**WRITTEN TASK**:
Present the following data again exactly as it is shown.

**DATASET CONTENT**:

· · · · · · ·

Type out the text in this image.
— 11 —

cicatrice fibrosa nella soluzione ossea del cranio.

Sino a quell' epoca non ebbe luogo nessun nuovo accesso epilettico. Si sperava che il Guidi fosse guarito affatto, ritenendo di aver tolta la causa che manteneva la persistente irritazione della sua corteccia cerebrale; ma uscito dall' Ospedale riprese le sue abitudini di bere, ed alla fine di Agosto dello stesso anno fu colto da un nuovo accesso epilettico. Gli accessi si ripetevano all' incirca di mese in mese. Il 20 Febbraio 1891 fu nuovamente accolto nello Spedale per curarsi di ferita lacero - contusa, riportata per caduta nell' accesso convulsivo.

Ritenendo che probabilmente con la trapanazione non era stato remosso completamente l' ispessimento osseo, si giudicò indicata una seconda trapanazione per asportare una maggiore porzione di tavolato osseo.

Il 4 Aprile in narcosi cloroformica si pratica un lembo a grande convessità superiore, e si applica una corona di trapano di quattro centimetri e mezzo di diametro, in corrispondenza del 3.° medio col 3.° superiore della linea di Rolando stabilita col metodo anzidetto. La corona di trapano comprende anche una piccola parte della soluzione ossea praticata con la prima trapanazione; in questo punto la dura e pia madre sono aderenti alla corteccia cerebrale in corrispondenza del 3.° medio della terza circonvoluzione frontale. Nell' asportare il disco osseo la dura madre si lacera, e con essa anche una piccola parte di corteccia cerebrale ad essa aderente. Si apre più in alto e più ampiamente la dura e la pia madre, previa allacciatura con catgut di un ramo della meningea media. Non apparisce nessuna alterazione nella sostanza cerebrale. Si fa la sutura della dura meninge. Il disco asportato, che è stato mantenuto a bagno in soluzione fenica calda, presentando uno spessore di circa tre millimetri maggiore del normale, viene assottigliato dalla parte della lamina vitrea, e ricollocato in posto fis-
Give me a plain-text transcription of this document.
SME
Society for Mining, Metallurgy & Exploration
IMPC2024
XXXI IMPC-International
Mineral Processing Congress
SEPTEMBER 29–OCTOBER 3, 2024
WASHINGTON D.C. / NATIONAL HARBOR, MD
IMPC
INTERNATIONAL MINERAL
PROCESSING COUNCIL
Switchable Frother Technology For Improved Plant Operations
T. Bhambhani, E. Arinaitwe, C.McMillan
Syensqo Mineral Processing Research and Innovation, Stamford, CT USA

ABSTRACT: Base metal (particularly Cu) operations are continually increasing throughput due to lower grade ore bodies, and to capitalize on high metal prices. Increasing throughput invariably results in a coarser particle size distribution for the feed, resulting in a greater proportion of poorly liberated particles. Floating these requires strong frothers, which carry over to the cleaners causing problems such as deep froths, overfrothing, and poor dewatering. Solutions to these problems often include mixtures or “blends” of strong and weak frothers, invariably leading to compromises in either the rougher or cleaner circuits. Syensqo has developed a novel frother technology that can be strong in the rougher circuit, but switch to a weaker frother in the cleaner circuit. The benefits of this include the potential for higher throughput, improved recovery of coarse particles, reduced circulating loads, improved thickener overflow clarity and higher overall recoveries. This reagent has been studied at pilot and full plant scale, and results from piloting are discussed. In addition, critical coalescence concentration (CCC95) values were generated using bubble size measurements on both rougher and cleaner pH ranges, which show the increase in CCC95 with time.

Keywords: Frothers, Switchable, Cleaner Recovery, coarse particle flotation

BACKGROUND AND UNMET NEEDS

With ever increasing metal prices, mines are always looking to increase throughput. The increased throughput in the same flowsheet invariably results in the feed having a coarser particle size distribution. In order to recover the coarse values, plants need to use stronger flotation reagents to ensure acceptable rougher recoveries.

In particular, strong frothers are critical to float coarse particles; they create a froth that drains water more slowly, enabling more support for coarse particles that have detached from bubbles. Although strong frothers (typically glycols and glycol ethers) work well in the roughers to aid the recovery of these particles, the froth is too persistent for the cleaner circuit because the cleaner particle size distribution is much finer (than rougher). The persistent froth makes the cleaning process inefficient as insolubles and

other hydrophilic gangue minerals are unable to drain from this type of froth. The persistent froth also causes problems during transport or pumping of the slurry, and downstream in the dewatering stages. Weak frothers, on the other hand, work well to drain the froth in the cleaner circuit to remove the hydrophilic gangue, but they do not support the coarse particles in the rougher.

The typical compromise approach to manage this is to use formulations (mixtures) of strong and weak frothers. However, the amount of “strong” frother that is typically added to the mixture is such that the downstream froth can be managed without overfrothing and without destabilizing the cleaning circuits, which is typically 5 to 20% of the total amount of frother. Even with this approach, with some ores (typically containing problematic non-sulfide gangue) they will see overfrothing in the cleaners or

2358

· · · · · · ·

**ANSWER TO THE EXERCISE**:
Type out the text in this image.
— 11 —

cicatrice fibrosa nella soluzione ossea del cranio.

Sino a quell' epoca non ebbe luogo nessun nuovo accesso epilettico. Si sperava che il Guidi fosse guarito affatto, ritenendo di aver tolta la causa che manteneva la persistente irritazione della sua corteccia cerebrale; ma uscito dall' Ospedale riprese le sue abitudini di bere, ed alla fine di Agosto dello stesso anno fu colto da un nuovo accesso epilettico. Gli accessi si ripetevano all' incirca di mese in mese. Il 20 Febbraio 1891 fu nuovamente accolto nello Spedale per curarsi di ferita lacero - contusa, riportata per caduta nell' accesso convulsivo.

Ritenendo che probabilmente con la trapanazione non era stato remosso completamente l' ispessimento osseo, si giudicò indicata una seconda trapanazione per asportare una maggiore porzione di tavolato osseo.

Il 4 Aprile in narcosi cloroformica si pratica un lembo a grande convessità superiore, e si applica una corona di trapano di quattro centimetri e mezzo di diametro, in corrispondenza del 3.° medio col 3.° superiore della linea di Rolando stabilita col metodo anzidetto. La corona di trapano comprende anche una piccola parte della soluzione ossea praticata con la prima trapanazione; in questo punto la dura e pia madre sono aderenti alla corteccia cerebrale in corrispondenza del 3.° medio della terza circonvoluzione frontale. Nell' asportare il disco osseo la dura madre si lacera, e con essa anche una piccola parte di corteccia cerebrale ad essa aderente. Si apre più in alto e più ampiamente la dura e la pia madre, previa allacciatura con catgut di un ramo della meningea media. Non apparisce nessuna alterazione nella sostanza cerebrale. Si fa la sutura della dura meninge. Il disco asportato, che è stato mantenuto a bagno in soluzione fenica calda, presentando uno spessore di circa tre millimetri maggiore del normale, viene assottigliato dalla parte della lamina vitrea, e ricollocato in posto fis-
Give me a plain-text transcription of this document.
SME
Society for Mining, Metallurgy & Exploration
IMPC2024
XXXI IMPC-International
Mineral Processing Congress
SEPTEMBER 29–OCTOBER 3, 2024
WASHINGTON D.C. / NATIONAL HARBOR, MD
IMPC
INTERNATIONAL MINERAL
PROCESSING COUNCIL
Switchable Frother Technology For Improved Plant Operations
T. Bhambhani, E. Arinaitwe, C.McMillan
Syensqo Mineral Processing Research and Innovation, Stamford, CT USA

ABSTRACT: Base metal (particularly Cu) operations are continually increasing throughput due to lower grade ore bodies, and to capitalize on high metal prices. Increasing throughput invariably results in a coarser particle size distribution for the feed, resulting in a greater proportion of poorly liberated particles. Floating these requires strong frothers, which carry over to the cleaners causing problems such as deep froths, overfrothing, and poor dewatering. Solutions to these problems often include mixtures or “blends” of strong and weak frothers, invariably leading to compromises in either the rougher or cleaner circuits. Syensqo has developed a novel frother technology that can be strong in the rougher circuit, but switch to a weaker frother in the cleaner circuit. The benefits of this include the potential for higher throughput, improved recovery of coarse particles, reduced circulating loads, improved thickener overflow clarity and higher overall recoveries. This reagent has been studied at pilot and full plant scale, and results from piloting are discussed. In addition, critical coalescence concentration (CCC95) values were generated using bubble size measurements on both rougher and cleaner pH ranges, which show the increase in CCC95 with time.

Keywords: Frothers, Switchable, Cleaner Recovery, coarse particle flotation

BACKGROUND AND UNMET NEEDS

With ever increasing metal prices, mines are always looking to increase throughput. The increased throughput in the same flowsheet invariably results in the feed having a coarser particle size distribution. In order to recover the coarse values, plants need to use stronger flotation reagents to ensure acceptable rougher recoveries.

In particular, strong frothers are critical to float coarse particles; they create a froth that drains water more slowly, enabling more support for coarse particles that have detached from bubbles. Although strong frothers (typically glycols and glycol ethers) work well in the roughers to aid the recovery of these particles, the froth is too persistent for the cleaner circuit because the cleaner particle size distribution is much finer (than rougher). The persistent froth makes the cleaning process inefficient as insolubles and

other hydrophilic gangue minerals are unable to drain from this type of froth. The persistent froth also causes problems during transport or pumping of the slurry, and downstream in the dewatering stages. Weak frothers, on the other hand, work well to drain the froth in the cleaner circuit to remove the hydrophilic gangue, but they do not support the coarse particles in the rougher.

The typical compromise approach to manage this is to use formulations (mixtures) of strong and weak frothers. However, the amount of “strong” frother that is typically added to the mixture is such that the downstream froth can be managed without overfrothing and without destabilizing the cleaning circuits, which is typically 5 to 20% of the total amount of frother. Even with this approach, with some ores (typically containing problematic non-sulfide gangue) they will see overfrothing in the cleaners or

2358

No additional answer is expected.